Set exercise
Please transcribe the data below exactly. Leave the pictures out.
━━━━━━━━━━━━━━━━━━━━━━━━━━━━━━
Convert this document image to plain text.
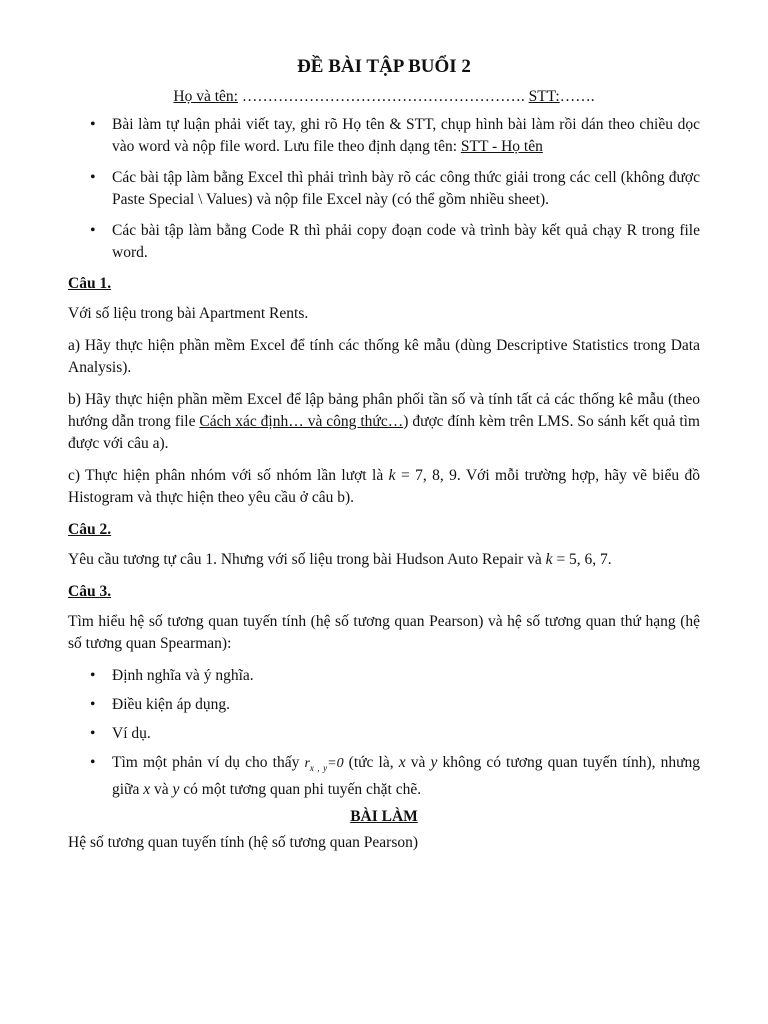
ĐỀ BÀI TẬP BUỔI 2
Họ và tên: ………………………………………………. STT:…….
• Bài làm tự luận phải viết tay, ghi rõ Họ tên & STT, chụp hình bài làm rồi dán theo chiều dọc vào word và nộp file word. Lưu file theo định dạng tên: STT - Họ tên
• Các bài tập làm bằng Excel thì phải trình bày rõ các công thức giải trong các cell (không được Paste Special \ Values) và nộp file Excel này (có thể gồm nhiều sheet).
• Các bài tập làm bằng Code R thì phải copy đoạn code và trình bày kết quả chạy R trong file word.

Câu 1.

Với số liệu trong bài Apartment Rents.

a) Hãy thực hiện phần mềm Excel để tính các thống kê mẫu (dùng Descriptive Statistics trong Data Analysis).

b) Hãy thực hiện phần mềm Excel để lập bảng phân phối tần số và tính tất cả các thống kê mẫu (theo hướng dẫn trong file Cách xác định… và công thức…) được đính kèm trên LMS. So sánh kết quả tìm được với câu a).

c) Thực hiện phân nhóm với số nhóm lần lượt là k = 7, 8, 9. Với mỗi trường hợp, hãy vẽ biểu đồ Histogram và thực hiện theo yêu cầu ở câu b).

Câu 2.

Yêu cầu tương tự câu 1. Nhưng với số liệu trong bài Hudson Auto Repair và k = 5, 6, 7.

Câu 3.

Tìm hiểu hệ số tương quan tuyến tính (hệ số tương quan Pearson) và hệ số tương quan thứ hạng (hệ số tương quan Spearman):

• Định nghĩa và ý nghĩa.
• Điều kiện áp dụng.
• Ví dụ.
• Tìm một phản ví dụ cho thấy $r_{x , y}=0$ (tức là, x và y không có tương quan tuyến tính), nhưng giữa x và y có một tương quan phi tuyến chặt chẽ.
BÀI LÀM

Hệ số tương quan tuyến tính (hệ số tương quan Pearson)
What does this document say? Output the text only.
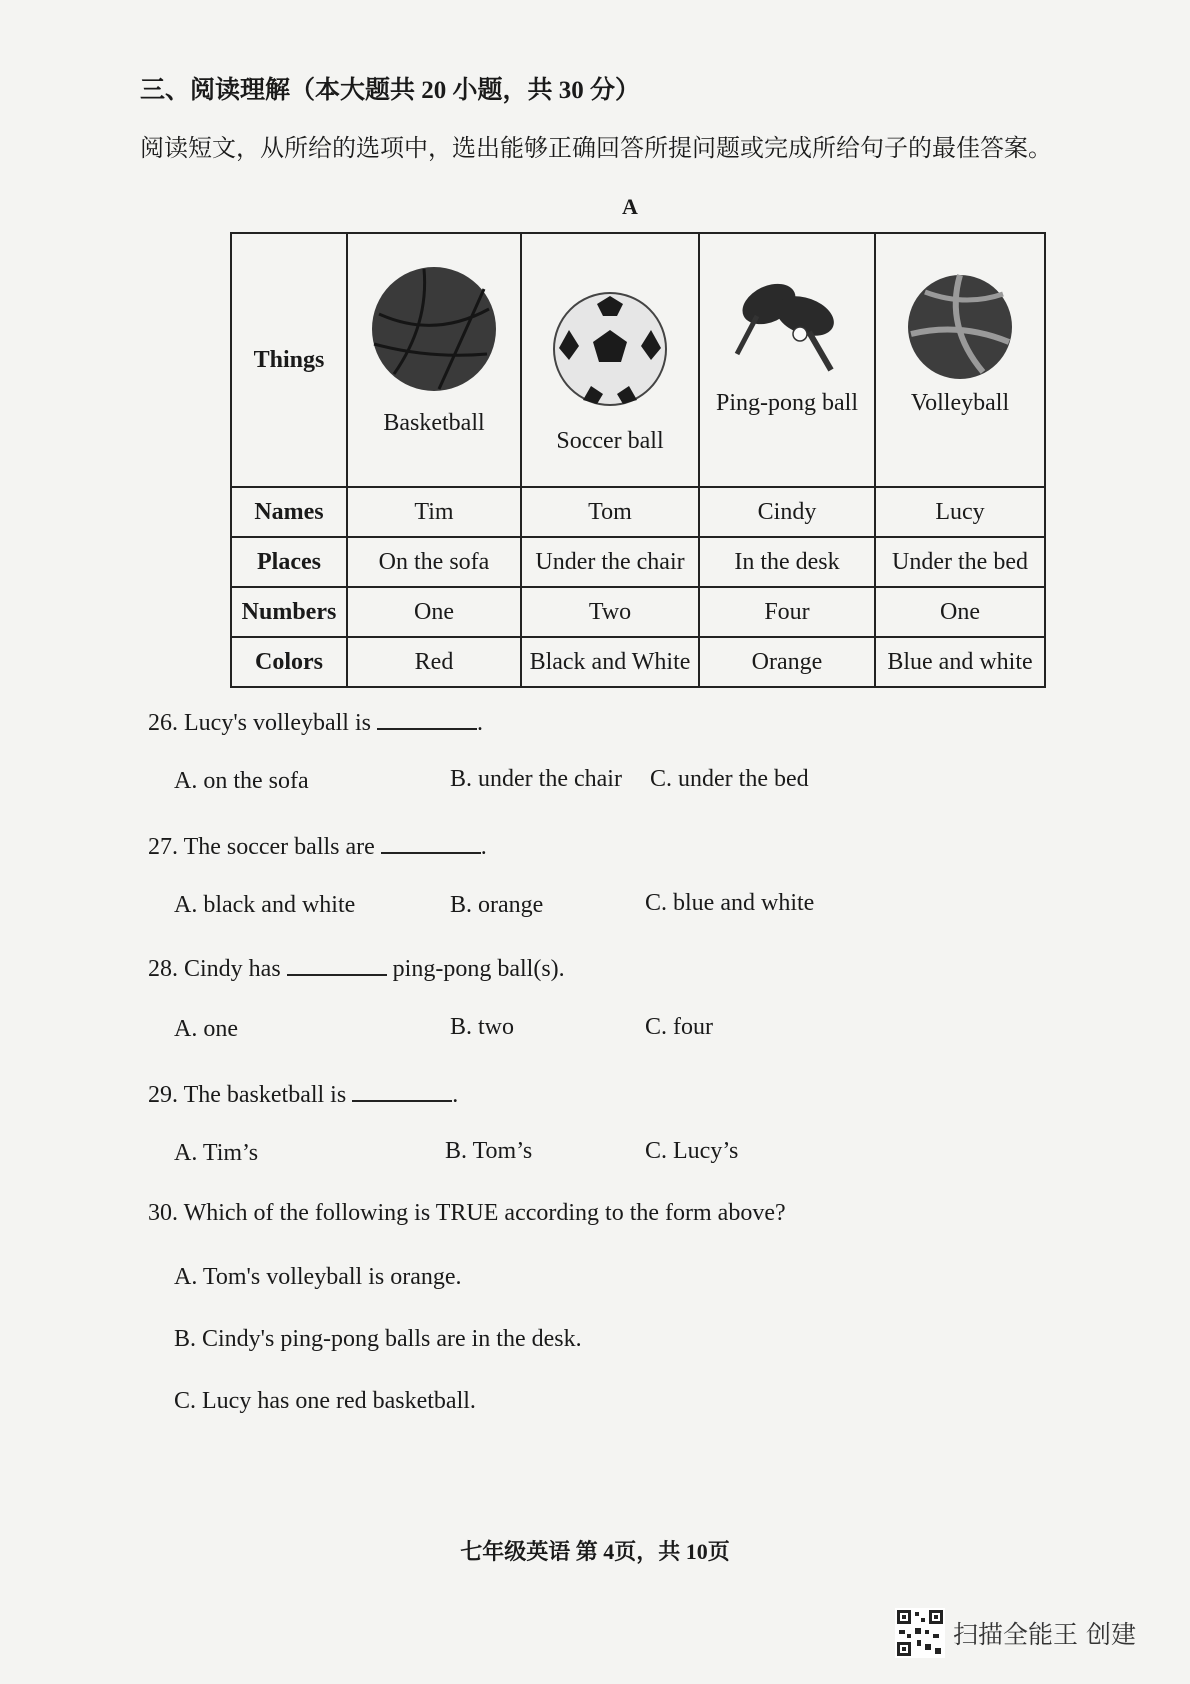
三、阅读理解（本大题共 20 小题，共 30 分）
阅读短文，从所给的选项中，选出能够正确回答所提问题或完成所给句子的最佳答案。
A
Things	Basketball	Soccer ball	Ping-pong ball	Volleyball

Names	Tim	Tom	Cindy	Lucy
Places	On the sofa	Under the chair	In the desk	Under the bed
Numbers	One	Two	Four	One
Colors	Red	Black and White	Orange	Blue and white
26. Lucy's volleyball is	.
A. on the sofa	B. under the chair C. under the bed
27. The soccer balls are	.
A. black and white	B. orange	C. blue and white
28. Cindy has	ping-pong ball(s).
A. one	B. two	C. four
29. The basketball is	.
A. Tim’s	B. Tom’s	C. Lucy’s
30. Which of the following is TRUE according to the form above?
A. Tom's volleyball is orange.
B. Cindy's ping-pong balls are in the desk.
C. Lucy has one red basketball.
七年级英语 第 4页，共 10页
扫描全能王 创建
━━━━━━━━━━━━━━━━━━━━━━━━━━━━━━
In response
Convert this document image to plain text.
ĐỀ BÀI TẬP BUỔI 2
Họ và tên: ………………………………………………. STT:…….
• Bài làm tự luận phải viết tay, ghi rõ Họ tên & STT, chụp hình bài làm rồi dán theo chiều dọc vào word và nộp file word. Lưu file theo định dạng tên: STT - Họ tên
• Các bài tập làm bằng Excel thì phải trình bày rõ các công thức giải trong các cell (không được Paste Special \ Values) và nộp file Excel này (có thể gồm nhiều sheet).
• Các bài tập làm bằng Code R thì phải copy đoạn code và trình bày kết quả chạy R trong file word.

Câu 1.

Với số liệu trong bài Apartment Rents.

a) Hãy thực hiện phần mềm Excel để tính các thống kê mẫu (dùng Descriptive Statistics trong Data Analysis).

b) Hãy thực hiện phần mềm Excel để lập bảng phân phối tần số và tính tất cả các thống kê mẫu (theo hướng dẫn trong file Cách xác định… và công thức…) được đính kèm trên LMS. So sánh kết quả tìm được với câu a).

c) Thực hiện phân nhóm với số nhóm lần lượt là k = 7, 8, 9. Với mỗi trường hợp, hãy vẽ biểu đồ Histogram và thực hiện theo yêu cầu ở câu b).

Câu 2.

Yêu cầu tương tự câu 1. Nhưng với số liệu trong bài Hudson Auto Repair và k = 5, 6, 7.

Câu 3.

Tìm hiểu hệ số tương quan tuyến tính (hệ số tương quan Pearson) và hệ số tương quan thứ hạng (hệ số tương quan Spearman):

• Định nghĩa và ý nghĩa.
• Điều kiện áp dụng.
• Ví dụ.
• Tìm một phản ví dụ cho thấy $r_{x , y}=0$ (tức là, x và y không có tương quan tuyến tính), nhưng giữa x và y có một tương quan phi tuyến chặt chẽ.
BÀI LÀM

Hệ số tương quan tuyến tính (hệ số tương quan Pearson)
What does this document say? Output the text only.
三、阅读理解（本大题共 20 小题，共 30 分）
阅读短文，从所给的选项中，选出能够正确回答所提问题或完成所给句子的最佳答案。
A
Things	Basketball	Soccer ball	Ping-pong ball	Volleyball

Names	Tim	Tom	Cindy	Lucy
Places	On the sofa	Under the chair	In the desk	Under the bed
Numbers	One	Two	Four	One
Colors	Red	Black and White	Orange	Blue and white
26. Lucy's volleyball is	.
A. on the sofa	B. under the chair C. under the bed
27. The soccer balls are	.
A. black and white	B. orange	C. blue and white
28. Cindy has	ping-pong ball(s).
A. one	B. two	C. four
29. The basketball is	.
A. Tim’s	B. Tom’s	C. Lucy’s
30. Which of the following is TRUE according to the form above?
A. Tom's volleyball is orange.
B. Cindy's ping-pong balls are in the desk.
C. Lucy has one red basketball.
七年级英语 第 4页，共 10页
扫描全能王 创建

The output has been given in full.